Required task:
Find the lines of data that contain the string "Systems", then list them.
======== Records for the exercise ========
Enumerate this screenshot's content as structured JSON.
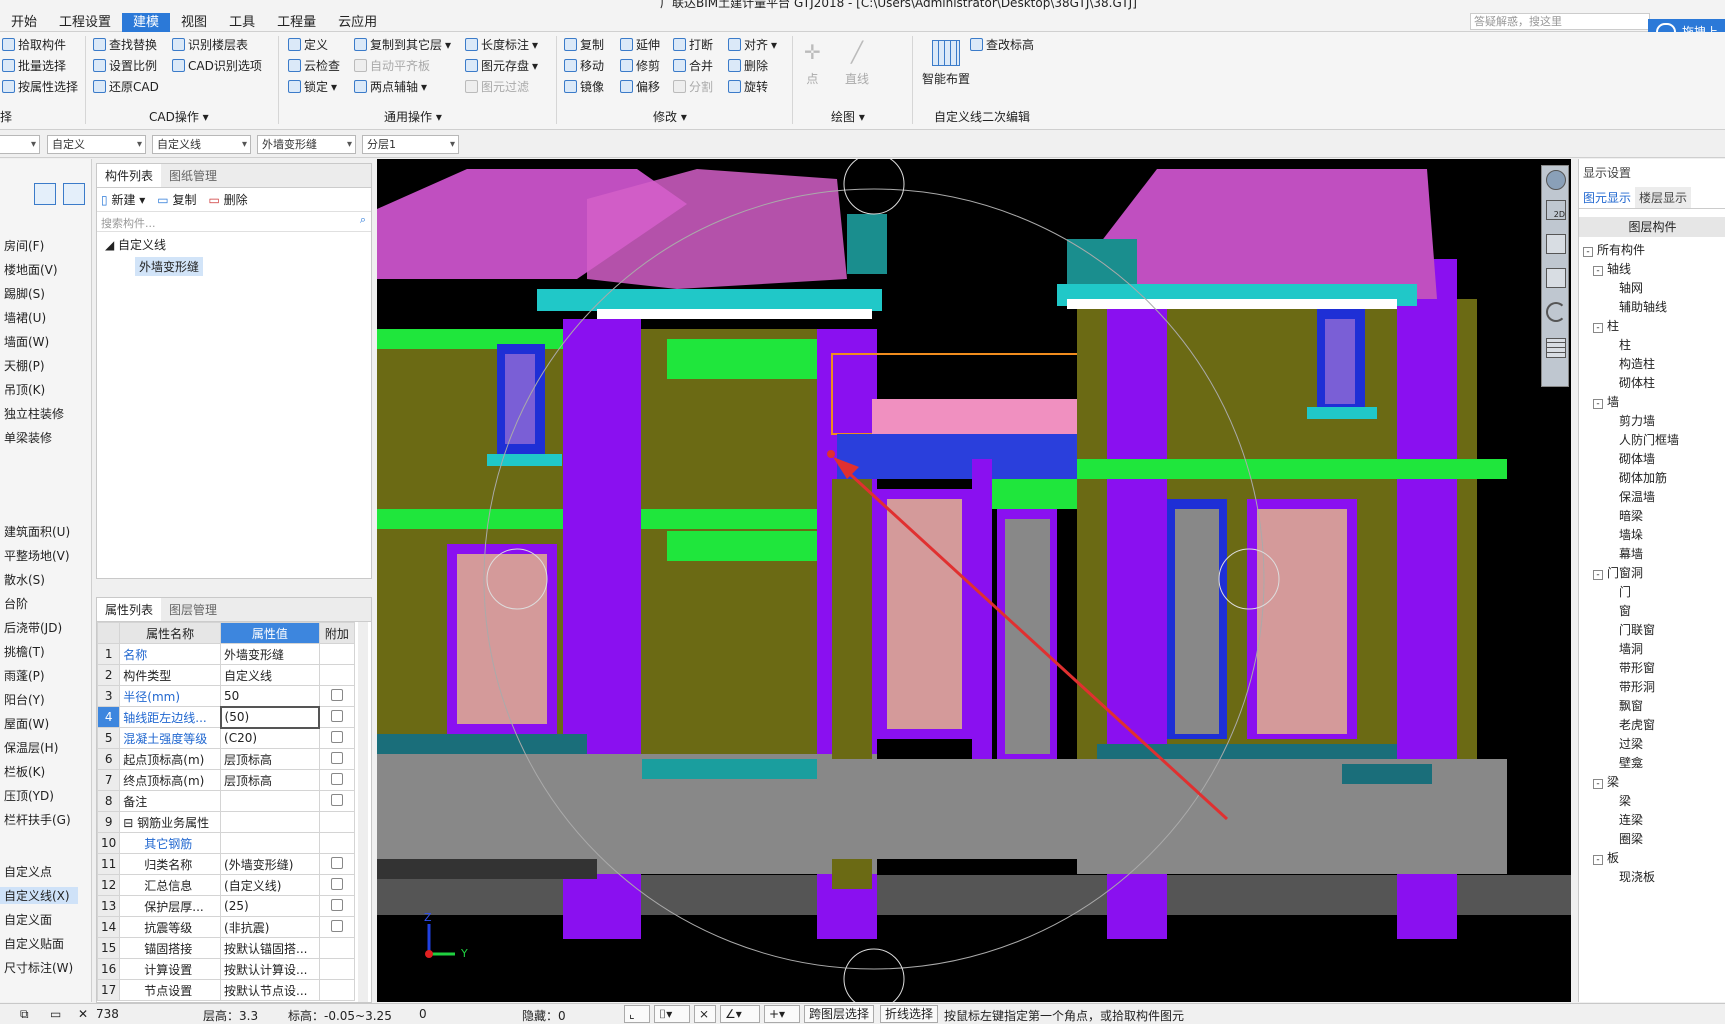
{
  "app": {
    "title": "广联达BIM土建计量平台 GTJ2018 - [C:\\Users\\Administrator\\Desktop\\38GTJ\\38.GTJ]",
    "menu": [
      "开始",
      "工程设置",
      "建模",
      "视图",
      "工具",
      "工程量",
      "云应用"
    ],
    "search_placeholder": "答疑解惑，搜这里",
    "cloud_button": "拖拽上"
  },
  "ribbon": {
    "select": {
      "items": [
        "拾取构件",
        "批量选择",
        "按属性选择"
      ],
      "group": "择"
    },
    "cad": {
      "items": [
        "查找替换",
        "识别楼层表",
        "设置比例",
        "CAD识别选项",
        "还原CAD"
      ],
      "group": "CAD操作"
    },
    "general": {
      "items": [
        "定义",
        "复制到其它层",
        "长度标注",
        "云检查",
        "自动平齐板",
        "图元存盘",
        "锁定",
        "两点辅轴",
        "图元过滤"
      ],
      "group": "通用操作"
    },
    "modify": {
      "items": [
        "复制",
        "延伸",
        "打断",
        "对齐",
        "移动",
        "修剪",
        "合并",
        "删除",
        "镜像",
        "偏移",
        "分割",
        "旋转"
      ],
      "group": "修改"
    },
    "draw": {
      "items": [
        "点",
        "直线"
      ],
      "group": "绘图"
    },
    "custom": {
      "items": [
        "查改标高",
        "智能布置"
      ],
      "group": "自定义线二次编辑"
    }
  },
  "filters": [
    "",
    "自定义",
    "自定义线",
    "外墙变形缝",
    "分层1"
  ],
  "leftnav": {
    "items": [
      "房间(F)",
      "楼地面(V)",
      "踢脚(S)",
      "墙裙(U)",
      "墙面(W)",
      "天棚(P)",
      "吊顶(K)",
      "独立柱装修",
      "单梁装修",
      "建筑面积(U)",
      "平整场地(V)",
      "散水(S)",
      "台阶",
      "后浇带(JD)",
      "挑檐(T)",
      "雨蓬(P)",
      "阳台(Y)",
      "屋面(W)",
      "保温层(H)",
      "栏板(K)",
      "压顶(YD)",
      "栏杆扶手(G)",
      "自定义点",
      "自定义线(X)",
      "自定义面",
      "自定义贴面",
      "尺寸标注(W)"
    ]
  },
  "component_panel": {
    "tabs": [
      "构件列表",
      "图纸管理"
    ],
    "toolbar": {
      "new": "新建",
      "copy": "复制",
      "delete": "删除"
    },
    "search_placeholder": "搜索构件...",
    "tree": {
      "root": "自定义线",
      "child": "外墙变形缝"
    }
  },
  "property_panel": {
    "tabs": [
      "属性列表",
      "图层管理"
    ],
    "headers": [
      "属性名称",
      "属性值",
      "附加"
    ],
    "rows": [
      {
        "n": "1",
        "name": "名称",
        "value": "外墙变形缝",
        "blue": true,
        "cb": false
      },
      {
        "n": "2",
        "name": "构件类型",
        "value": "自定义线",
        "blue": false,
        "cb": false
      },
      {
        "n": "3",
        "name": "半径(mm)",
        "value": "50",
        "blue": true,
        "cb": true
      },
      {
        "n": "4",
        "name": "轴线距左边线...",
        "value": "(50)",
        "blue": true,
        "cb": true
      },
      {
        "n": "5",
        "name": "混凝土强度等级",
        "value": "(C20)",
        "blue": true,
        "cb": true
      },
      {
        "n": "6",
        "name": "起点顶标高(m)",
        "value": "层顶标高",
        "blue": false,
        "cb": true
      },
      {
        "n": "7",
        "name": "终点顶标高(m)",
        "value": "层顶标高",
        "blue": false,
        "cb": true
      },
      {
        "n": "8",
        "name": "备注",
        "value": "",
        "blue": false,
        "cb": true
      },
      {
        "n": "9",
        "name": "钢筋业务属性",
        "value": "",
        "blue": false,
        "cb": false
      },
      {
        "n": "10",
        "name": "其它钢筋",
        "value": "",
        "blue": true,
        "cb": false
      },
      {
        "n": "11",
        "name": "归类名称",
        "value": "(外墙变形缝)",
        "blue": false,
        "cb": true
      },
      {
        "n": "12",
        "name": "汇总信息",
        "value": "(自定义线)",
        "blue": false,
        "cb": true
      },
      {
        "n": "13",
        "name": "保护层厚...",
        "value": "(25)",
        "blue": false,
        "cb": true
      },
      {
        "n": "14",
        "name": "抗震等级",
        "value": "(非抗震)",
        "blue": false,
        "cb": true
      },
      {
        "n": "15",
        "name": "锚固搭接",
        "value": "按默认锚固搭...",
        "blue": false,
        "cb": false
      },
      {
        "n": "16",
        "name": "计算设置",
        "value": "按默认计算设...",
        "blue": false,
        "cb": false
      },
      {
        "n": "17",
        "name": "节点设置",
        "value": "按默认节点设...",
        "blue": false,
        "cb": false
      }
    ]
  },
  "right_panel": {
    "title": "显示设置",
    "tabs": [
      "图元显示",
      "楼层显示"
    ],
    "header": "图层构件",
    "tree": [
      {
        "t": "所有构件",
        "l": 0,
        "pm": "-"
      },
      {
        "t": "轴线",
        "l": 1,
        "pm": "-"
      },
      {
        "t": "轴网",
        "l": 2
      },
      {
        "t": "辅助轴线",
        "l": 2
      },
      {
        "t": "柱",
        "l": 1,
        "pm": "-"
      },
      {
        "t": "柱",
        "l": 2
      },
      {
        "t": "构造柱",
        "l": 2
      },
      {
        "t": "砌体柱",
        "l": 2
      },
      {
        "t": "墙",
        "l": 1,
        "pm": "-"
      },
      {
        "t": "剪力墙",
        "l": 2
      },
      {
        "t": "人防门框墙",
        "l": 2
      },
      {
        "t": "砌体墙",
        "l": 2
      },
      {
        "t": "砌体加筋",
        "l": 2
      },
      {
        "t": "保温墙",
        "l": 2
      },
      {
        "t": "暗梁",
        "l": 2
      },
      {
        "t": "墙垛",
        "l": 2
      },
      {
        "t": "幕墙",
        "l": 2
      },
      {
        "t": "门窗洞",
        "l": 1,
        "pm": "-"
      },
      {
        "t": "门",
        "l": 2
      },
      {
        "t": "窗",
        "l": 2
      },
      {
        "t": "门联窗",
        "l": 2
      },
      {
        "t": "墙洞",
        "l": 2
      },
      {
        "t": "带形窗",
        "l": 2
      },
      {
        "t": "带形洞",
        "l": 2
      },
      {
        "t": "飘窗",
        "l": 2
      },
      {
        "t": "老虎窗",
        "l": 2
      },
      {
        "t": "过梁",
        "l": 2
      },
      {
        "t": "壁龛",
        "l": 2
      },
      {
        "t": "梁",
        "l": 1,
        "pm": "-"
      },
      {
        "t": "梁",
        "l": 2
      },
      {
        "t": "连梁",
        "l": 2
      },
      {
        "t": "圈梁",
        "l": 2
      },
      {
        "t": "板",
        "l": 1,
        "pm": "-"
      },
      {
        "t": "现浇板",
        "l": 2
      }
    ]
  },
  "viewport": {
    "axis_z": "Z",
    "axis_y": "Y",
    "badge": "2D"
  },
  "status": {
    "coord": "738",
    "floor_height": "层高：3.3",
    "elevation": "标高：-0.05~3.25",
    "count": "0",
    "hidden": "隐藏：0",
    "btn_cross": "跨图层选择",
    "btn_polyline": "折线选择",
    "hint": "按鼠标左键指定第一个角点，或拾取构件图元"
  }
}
========
======== Records for the exercise ========
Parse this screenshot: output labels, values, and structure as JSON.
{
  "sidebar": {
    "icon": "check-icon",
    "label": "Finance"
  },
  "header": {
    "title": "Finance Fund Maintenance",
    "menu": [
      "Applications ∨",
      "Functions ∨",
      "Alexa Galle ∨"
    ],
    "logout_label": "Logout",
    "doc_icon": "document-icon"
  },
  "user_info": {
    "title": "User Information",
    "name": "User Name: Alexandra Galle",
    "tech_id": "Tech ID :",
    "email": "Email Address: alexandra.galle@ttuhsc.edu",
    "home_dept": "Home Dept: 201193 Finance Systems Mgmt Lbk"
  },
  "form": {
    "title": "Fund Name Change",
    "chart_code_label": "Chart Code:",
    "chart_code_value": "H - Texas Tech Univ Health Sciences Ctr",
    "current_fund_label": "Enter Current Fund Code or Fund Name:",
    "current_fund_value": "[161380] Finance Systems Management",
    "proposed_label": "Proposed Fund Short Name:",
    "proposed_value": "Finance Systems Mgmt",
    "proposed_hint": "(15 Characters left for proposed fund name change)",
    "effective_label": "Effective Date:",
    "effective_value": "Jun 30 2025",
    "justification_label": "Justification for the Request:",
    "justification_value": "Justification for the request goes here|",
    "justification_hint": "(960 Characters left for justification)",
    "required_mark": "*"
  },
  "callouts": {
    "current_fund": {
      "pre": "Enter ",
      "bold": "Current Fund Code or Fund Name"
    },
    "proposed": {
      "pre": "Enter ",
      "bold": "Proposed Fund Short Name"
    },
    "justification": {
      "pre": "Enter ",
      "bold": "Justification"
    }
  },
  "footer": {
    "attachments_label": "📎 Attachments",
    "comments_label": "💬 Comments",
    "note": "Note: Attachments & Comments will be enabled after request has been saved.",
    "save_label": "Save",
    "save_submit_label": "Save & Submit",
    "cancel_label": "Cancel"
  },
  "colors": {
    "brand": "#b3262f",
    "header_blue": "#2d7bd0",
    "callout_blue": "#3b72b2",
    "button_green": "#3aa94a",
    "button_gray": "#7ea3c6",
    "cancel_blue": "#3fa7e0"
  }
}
========
======== Records for the exercise ========
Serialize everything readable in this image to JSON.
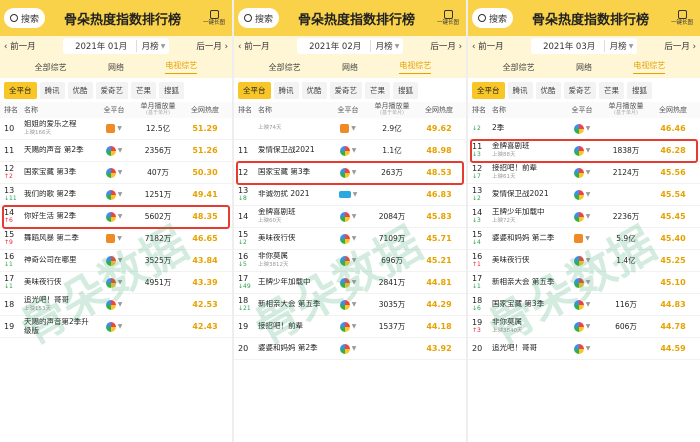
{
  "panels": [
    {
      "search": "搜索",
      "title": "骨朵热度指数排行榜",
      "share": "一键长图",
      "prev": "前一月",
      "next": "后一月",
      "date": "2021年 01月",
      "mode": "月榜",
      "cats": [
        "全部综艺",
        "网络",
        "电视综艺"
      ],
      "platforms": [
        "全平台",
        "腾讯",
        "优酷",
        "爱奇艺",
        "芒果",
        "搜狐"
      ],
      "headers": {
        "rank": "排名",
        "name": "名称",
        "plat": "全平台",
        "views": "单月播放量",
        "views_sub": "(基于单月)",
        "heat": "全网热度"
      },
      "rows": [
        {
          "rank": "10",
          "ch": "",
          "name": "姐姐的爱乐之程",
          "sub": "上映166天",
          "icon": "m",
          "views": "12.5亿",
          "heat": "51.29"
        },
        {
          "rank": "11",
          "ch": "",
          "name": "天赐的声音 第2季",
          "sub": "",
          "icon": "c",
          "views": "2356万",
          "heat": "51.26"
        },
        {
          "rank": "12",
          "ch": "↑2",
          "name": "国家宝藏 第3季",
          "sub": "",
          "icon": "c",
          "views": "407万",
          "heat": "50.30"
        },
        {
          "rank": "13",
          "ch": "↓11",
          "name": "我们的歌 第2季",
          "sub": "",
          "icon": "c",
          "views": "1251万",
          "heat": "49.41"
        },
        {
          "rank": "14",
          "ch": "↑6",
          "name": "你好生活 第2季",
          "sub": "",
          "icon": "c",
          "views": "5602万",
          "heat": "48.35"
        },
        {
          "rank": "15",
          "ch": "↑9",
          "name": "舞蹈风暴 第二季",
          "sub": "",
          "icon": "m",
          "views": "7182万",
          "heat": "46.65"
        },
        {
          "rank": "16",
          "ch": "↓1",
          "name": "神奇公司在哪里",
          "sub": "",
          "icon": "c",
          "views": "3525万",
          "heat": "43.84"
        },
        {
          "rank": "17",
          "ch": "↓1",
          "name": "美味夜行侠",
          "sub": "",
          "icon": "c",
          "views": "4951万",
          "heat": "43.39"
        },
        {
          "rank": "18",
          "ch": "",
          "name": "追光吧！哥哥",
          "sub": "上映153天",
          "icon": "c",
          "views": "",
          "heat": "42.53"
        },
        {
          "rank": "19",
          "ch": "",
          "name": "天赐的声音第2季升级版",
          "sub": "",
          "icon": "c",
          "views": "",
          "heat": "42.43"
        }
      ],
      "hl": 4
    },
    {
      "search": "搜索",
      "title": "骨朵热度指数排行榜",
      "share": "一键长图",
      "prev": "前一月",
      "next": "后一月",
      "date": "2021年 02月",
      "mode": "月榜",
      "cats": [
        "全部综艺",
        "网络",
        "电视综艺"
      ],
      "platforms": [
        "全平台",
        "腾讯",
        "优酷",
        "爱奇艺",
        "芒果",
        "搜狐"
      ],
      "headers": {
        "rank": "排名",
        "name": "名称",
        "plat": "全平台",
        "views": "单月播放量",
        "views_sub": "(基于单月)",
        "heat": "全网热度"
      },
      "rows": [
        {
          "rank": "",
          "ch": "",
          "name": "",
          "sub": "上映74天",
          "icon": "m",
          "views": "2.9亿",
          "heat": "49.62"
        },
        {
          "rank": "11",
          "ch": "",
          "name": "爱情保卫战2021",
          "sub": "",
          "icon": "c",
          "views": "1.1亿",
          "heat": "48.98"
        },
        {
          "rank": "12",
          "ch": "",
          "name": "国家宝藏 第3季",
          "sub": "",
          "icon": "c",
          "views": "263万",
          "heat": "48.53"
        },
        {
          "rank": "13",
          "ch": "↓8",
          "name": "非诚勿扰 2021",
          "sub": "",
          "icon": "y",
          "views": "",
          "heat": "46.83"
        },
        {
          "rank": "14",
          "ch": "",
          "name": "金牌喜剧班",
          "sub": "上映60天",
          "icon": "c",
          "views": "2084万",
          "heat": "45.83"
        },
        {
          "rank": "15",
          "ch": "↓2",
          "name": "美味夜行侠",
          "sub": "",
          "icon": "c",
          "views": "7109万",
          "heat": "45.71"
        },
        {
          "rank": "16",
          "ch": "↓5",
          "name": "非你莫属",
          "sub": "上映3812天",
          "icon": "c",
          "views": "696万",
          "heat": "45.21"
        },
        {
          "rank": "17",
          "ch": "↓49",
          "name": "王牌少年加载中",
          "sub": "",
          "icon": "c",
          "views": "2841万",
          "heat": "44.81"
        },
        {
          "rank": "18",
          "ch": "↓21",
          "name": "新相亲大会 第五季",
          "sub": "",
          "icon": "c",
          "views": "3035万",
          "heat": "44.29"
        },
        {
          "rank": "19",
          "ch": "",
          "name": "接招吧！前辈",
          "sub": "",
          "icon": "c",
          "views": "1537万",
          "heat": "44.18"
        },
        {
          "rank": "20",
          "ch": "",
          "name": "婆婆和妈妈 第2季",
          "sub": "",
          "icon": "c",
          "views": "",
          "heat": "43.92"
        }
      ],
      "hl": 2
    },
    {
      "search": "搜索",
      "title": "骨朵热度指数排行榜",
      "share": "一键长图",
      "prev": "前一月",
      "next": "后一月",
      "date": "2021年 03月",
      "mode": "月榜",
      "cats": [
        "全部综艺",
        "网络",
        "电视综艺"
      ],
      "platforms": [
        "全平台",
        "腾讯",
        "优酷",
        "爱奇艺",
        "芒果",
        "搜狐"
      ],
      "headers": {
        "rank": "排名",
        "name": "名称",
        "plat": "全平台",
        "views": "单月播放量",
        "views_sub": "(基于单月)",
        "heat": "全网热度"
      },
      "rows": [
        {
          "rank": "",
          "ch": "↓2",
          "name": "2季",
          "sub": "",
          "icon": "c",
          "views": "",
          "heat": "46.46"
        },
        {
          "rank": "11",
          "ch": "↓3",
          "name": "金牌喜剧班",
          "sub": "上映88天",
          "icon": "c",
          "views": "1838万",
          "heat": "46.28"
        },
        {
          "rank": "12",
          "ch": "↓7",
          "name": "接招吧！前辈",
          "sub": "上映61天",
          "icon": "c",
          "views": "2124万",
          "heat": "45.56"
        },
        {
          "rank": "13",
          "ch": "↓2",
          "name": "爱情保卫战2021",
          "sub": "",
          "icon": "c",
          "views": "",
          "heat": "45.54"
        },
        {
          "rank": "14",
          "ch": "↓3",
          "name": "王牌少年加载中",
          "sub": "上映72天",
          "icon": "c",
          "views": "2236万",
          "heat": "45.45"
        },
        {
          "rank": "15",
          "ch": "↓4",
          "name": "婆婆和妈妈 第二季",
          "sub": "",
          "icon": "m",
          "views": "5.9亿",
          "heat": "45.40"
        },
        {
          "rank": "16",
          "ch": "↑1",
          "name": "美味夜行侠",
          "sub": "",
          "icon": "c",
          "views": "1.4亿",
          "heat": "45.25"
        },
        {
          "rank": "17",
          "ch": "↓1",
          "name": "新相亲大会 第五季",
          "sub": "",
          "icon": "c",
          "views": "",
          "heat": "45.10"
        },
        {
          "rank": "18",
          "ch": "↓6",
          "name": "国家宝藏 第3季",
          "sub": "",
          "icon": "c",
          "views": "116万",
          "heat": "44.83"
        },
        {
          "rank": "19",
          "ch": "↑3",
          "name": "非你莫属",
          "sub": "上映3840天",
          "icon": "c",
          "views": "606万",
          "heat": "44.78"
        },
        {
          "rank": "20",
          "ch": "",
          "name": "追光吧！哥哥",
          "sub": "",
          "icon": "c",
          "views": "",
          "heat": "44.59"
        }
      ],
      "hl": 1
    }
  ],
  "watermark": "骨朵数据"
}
========
Result of this exercise:
    "home_dept": "Home Dept: 201193 Finance Systems Mgmt Lbk"
    "current_fund_value": "[161380] Finance Systems Management",
    "proposed_value": "Finance Systems Mgmt",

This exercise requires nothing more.